Copy every line that holds "JSON".
════════════════════
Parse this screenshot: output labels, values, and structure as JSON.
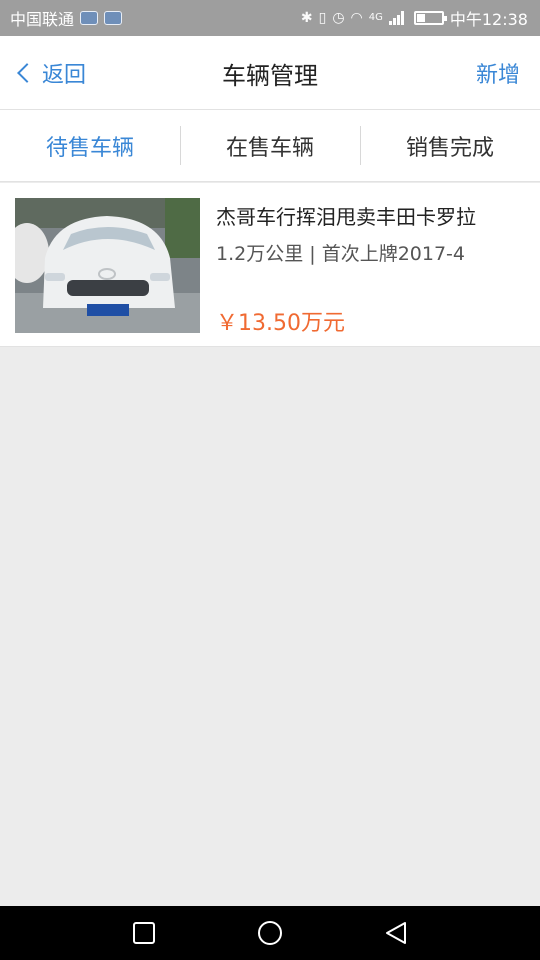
{
  "status_bar": {
    "carrier": "中国联通",
    "time": "中午12:38",
    "network": "4G"
  },
  "header": {
    "back_label": "返回",
    "title": "车辆管理",
    "add_label": "新增"
  },
  "tabs": [
    {
      "label": "待售车辆",
      "active": true
    },
    {
      "label": "在售车辆",
      "active": false
    },
    {
      "label": "销售完成",
      "active": false
    }
  ],
  "vehicles": [
    {
      "name": "杰哥车行挥泪甩卖丰田卡罗拉",
      "meta": "1.2万公里 | 首次上牌2017-4",
      "price": "￥13.50万元"
    }
  ],
  "colors": {
    "accent": "#3a87d6",
    "price": "#f06a32",
    "background": "#ececec"
  },
  "icons": {
    "back": "chevron-left-icon",
    "nav_recents": "square-icon",
    "nav_home": "circle-icon",
    "nav_back": "triangle-back-icon"
  }
}
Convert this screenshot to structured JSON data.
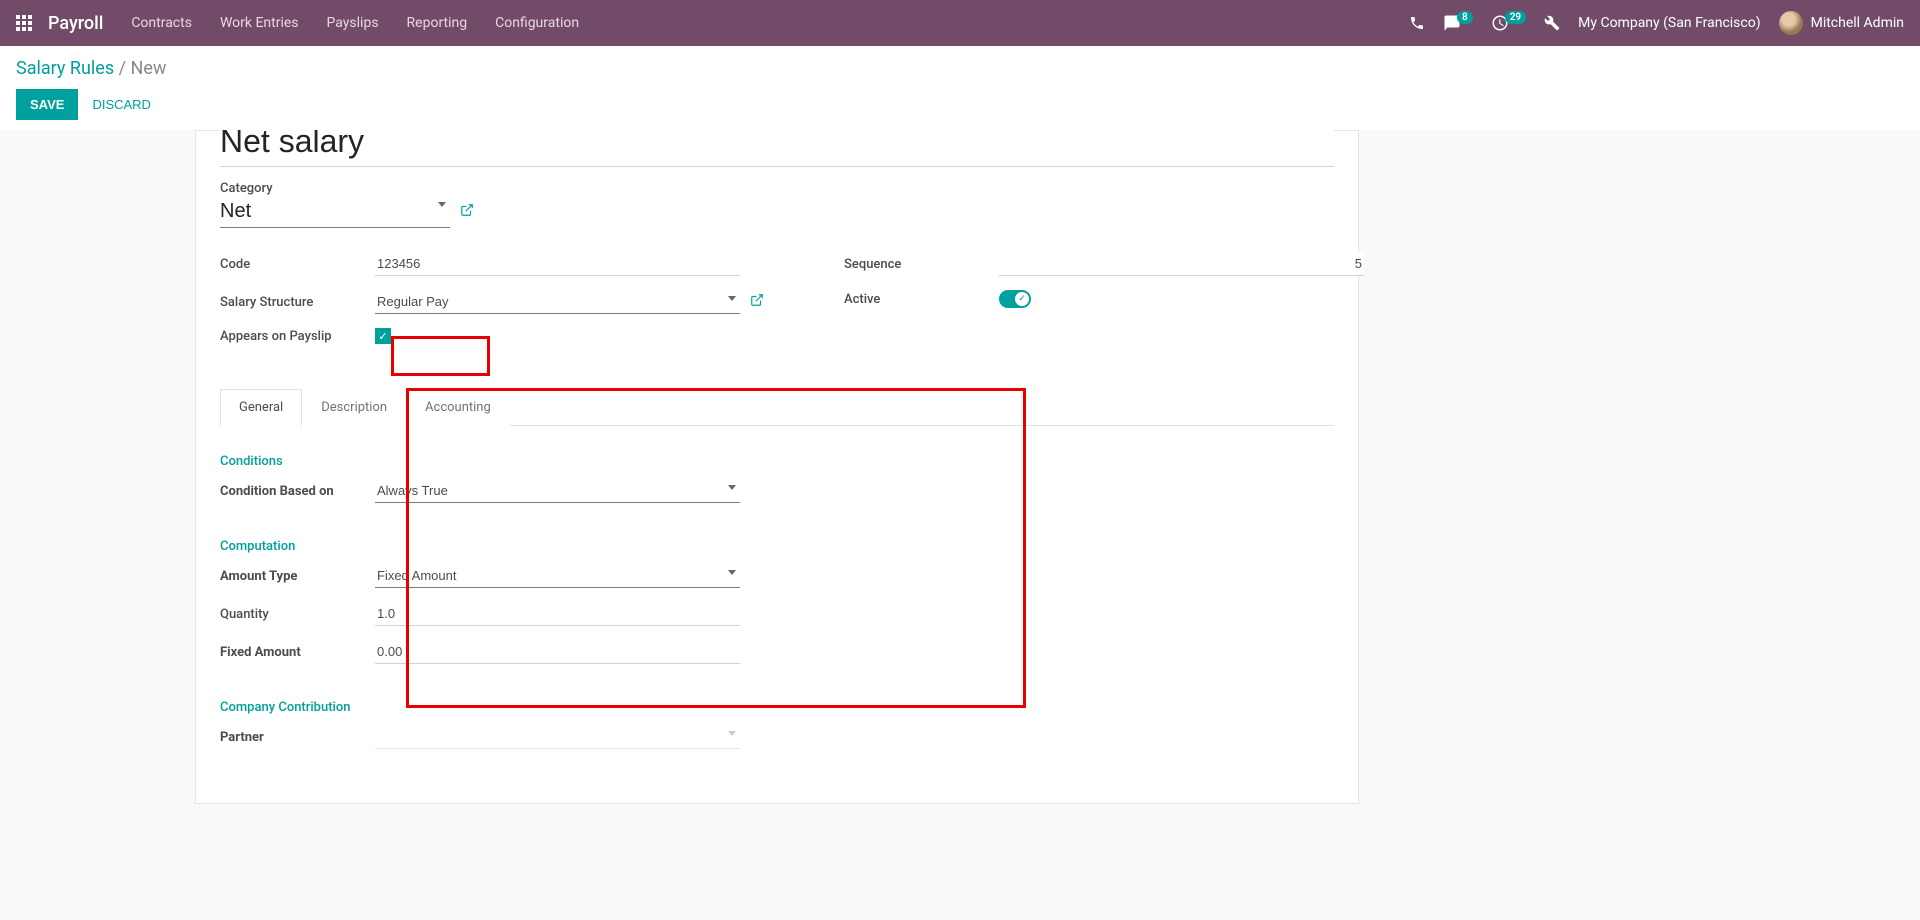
{
  "topbar": {
    "brand": "Payroll",
    "nav": [
      "Contracts",
      "Work Entries",
      "Payslips",
      "Reporting",
      "Configuration"
    ],
    "msg_badge": "8",
    "activity_badge": "29",
    "company": "My Company (San Francisco)",
    "user": "Mitchell Admin"
  },
  "breadcrumb": {
    "root": "Salary Rules",
    "sep": "/",
    "current": "New"
  },
  "actions": {
    "save": "SAVE",
    "discard": "DISCARD"
  },
  "form": {
    "title_value": "Net salary",
    "category_label": "Category",
    "category_value": "Net",
    "code_label": "Code",
    "code_value": "123456",
    "structure_label": "Salary Structure",
    "structure_value": "Regular Pay",
    "appears_label": "Appears on Payslip",
    "sequence_label": "Sequence",
    "sequence_value": "5",
    "active_label": "Active"
  },
  "tabs": {
    "general": "General",
    "description": "Description",
    "accounting": "Accounting"
  },
  "general": {
    "conditions_title": "Conditions",
    "cond_based_label": "Condition Based on",
    "cond_based_value": "Always True",
    "computation_title": "Computation",
    "amount_type_label": "Amount Type",
    "amount_type_value": "Fixed Amount",
    "quantity_label": "Quantity",
    "quantity_value": "1.0",
    "fixed_amount_label": "Fixed Amount",
    "fixed_amount_value": "0.00",
    "company_contrib_title": "Company Contribution",
    "partner_label": "Partner"
  }
}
════════════════════
_Complete answer_.
Parse this screenshot: output labels, values, and structure as JSON.
Convert this screenshot to structured JSON data.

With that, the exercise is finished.